● Task instructions
Report how many lines contain "ylabel". The answer is a single number.

Extracts from a graphics dataset:
============
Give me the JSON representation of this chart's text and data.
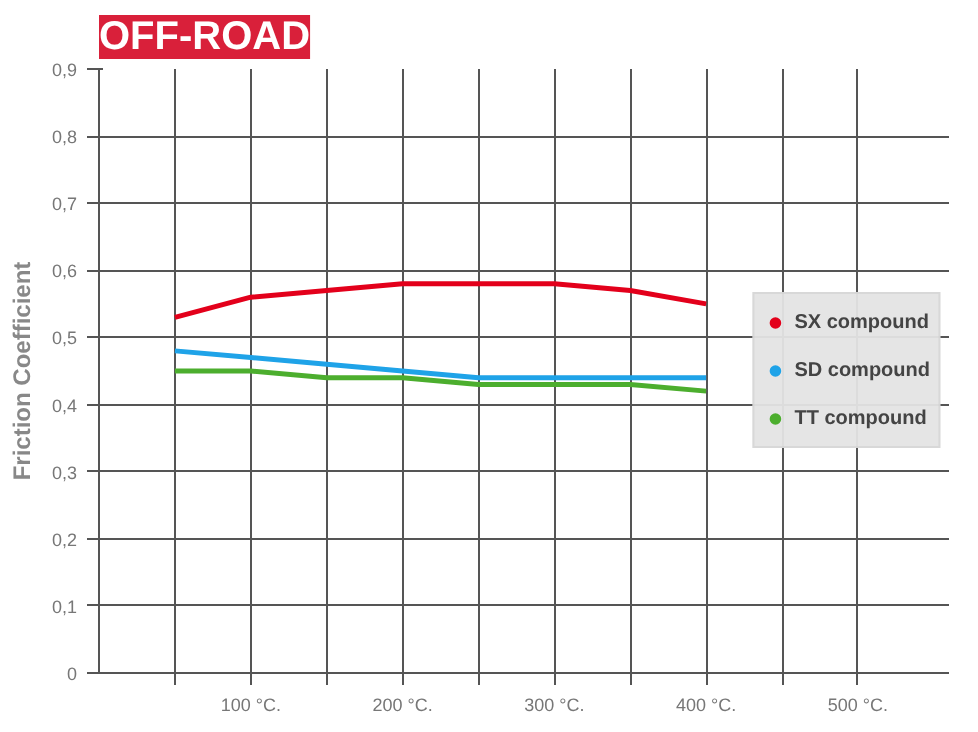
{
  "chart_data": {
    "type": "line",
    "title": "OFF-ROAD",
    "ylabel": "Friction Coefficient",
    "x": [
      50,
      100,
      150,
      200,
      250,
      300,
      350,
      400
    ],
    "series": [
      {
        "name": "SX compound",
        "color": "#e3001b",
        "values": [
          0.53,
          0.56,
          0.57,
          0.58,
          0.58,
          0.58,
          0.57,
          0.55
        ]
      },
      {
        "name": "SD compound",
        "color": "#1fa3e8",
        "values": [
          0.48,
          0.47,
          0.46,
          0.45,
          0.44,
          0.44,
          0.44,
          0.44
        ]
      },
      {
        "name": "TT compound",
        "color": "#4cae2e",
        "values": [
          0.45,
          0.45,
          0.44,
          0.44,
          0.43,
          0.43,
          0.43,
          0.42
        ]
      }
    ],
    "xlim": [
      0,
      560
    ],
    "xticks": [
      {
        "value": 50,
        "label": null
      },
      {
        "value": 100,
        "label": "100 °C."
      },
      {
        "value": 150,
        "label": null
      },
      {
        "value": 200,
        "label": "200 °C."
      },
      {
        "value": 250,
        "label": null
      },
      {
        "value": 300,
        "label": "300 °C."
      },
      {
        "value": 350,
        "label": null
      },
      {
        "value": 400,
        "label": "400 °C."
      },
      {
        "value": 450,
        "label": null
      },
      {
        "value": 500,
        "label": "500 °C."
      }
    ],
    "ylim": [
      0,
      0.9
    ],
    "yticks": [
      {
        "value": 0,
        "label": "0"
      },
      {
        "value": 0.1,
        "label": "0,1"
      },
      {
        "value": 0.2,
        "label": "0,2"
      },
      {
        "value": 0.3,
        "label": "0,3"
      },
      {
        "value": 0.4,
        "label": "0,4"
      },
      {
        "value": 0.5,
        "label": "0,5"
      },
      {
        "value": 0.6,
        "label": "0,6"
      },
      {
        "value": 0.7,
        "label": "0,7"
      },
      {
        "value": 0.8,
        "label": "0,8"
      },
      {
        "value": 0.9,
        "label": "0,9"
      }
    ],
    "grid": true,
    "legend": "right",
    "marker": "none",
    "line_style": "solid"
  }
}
============
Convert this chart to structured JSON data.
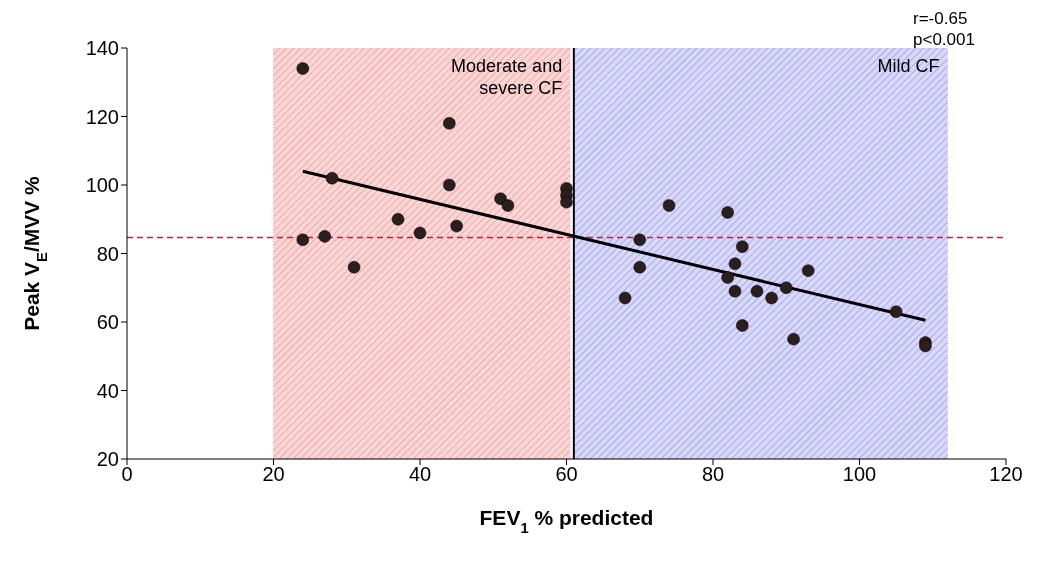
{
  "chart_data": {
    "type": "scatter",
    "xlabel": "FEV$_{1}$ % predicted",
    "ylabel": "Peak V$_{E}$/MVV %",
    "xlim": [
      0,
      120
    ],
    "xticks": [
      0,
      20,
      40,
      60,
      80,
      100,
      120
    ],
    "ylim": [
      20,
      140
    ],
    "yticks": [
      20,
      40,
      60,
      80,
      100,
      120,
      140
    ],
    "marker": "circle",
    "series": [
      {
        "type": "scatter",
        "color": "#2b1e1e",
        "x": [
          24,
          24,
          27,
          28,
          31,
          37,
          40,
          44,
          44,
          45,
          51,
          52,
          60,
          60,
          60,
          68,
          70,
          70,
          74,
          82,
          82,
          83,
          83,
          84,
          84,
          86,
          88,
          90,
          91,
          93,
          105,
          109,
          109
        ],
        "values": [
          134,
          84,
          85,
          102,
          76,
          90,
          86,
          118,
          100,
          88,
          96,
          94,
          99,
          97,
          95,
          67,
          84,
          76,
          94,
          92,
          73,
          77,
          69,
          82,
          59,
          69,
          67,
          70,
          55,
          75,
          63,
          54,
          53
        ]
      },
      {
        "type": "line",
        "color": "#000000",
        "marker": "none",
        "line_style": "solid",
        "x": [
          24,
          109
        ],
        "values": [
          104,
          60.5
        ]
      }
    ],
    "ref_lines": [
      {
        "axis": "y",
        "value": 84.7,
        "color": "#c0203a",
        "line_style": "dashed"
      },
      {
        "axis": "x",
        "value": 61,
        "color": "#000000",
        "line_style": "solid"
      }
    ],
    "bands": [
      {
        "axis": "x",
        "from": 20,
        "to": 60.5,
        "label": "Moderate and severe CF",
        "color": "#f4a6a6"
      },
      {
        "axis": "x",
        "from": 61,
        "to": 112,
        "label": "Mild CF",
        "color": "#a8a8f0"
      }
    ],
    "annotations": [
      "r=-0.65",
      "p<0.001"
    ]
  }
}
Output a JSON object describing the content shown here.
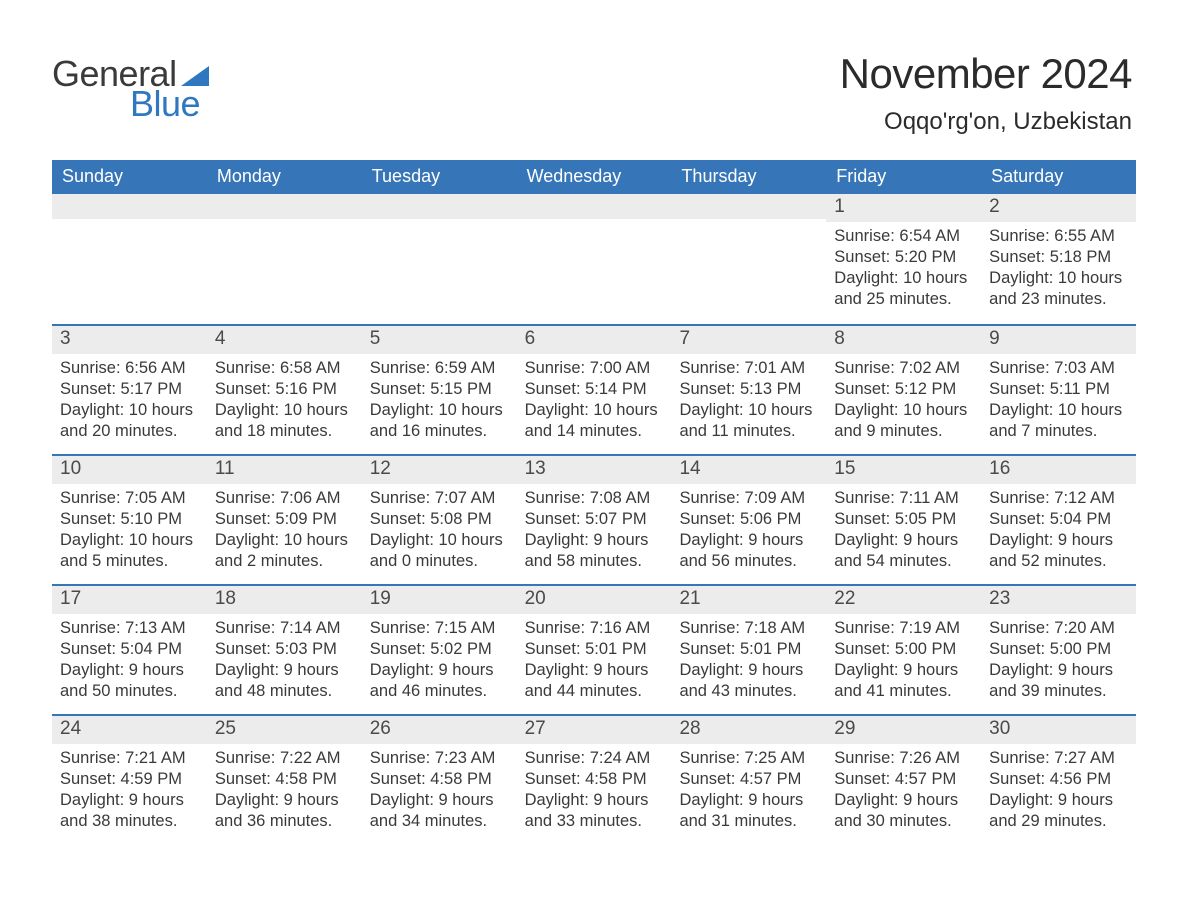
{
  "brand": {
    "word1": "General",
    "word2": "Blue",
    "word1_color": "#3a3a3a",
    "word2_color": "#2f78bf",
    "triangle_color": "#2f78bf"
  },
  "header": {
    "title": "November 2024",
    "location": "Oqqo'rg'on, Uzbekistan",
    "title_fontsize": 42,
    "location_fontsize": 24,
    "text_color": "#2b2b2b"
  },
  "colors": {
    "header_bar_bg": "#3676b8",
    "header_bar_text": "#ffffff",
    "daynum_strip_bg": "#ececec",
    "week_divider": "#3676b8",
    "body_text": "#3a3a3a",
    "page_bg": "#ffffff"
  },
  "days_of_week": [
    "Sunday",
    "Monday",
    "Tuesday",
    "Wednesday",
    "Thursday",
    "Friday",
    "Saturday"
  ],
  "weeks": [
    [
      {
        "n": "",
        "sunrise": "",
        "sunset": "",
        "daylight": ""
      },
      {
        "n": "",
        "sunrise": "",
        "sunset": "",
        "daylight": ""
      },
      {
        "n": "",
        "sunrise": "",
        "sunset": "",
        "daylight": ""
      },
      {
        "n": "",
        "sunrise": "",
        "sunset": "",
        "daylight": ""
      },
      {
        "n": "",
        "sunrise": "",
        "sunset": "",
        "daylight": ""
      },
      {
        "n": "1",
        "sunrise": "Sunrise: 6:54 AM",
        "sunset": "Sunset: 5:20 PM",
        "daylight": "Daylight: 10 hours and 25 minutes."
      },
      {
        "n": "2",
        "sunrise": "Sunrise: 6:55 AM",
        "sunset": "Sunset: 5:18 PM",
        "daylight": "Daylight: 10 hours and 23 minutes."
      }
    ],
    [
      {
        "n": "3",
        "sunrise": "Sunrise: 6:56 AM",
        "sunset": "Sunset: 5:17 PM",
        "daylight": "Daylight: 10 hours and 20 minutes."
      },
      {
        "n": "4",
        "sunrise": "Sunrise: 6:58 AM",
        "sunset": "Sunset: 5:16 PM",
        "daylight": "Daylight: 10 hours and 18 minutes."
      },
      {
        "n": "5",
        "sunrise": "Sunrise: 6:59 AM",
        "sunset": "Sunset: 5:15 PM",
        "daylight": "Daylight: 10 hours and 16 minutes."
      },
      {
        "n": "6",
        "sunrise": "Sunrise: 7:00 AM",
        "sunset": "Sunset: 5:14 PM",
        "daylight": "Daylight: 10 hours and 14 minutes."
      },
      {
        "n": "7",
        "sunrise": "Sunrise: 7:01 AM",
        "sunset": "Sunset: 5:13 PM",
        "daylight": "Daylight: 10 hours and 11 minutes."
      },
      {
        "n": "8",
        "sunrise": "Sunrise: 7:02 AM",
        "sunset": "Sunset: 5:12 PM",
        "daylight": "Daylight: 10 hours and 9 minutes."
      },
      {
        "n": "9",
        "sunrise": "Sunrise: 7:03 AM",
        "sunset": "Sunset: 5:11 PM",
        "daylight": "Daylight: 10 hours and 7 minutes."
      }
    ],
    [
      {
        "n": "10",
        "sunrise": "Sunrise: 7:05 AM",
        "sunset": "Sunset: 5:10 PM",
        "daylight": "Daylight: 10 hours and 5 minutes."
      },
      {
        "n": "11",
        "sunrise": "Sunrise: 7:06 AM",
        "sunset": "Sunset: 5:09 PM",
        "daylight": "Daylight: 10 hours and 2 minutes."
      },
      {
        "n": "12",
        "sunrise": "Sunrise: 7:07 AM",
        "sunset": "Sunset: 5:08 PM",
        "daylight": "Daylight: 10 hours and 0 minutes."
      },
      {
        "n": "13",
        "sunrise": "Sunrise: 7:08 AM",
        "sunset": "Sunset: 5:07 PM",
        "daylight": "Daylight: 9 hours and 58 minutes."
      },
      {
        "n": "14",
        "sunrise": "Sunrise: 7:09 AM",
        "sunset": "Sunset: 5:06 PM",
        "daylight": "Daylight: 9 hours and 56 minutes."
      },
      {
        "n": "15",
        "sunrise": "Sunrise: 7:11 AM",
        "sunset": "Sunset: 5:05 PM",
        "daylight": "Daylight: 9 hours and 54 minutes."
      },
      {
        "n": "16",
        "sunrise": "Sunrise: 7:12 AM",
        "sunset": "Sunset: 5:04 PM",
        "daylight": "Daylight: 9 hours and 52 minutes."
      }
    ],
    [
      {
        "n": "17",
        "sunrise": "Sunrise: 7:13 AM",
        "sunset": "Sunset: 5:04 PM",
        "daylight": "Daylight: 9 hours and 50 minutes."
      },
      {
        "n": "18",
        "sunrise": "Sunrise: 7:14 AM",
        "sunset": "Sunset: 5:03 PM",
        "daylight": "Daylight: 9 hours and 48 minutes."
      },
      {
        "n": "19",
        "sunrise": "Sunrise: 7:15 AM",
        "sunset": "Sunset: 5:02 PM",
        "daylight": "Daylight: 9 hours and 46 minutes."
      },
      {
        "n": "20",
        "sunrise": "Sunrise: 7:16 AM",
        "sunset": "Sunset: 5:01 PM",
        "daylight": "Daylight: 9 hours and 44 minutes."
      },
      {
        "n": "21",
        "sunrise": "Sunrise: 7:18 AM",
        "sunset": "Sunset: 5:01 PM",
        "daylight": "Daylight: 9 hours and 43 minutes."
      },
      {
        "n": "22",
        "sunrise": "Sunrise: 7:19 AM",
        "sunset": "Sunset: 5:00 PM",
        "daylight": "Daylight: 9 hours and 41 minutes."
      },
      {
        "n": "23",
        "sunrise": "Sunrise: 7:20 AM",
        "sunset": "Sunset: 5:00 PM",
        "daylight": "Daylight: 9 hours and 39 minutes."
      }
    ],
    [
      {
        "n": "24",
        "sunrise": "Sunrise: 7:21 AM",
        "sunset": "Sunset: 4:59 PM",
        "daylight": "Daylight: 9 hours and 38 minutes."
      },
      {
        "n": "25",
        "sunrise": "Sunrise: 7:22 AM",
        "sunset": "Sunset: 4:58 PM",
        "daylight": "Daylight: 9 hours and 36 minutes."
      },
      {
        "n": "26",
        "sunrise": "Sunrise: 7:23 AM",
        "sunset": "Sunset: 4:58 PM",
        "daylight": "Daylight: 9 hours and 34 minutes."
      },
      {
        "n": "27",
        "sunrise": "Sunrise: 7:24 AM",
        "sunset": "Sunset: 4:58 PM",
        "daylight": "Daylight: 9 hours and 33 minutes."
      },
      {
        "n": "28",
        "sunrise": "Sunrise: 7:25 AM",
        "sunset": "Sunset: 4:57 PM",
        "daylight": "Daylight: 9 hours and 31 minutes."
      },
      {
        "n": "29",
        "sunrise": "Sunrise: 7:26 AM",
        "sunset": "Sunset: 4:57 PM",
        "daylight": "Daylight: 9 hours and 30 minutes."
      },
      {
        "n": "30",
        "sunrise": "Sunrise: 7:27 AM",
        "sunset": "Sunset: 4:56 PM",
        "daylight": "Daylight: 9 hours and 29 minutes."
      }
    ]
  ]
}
============
● Reply
2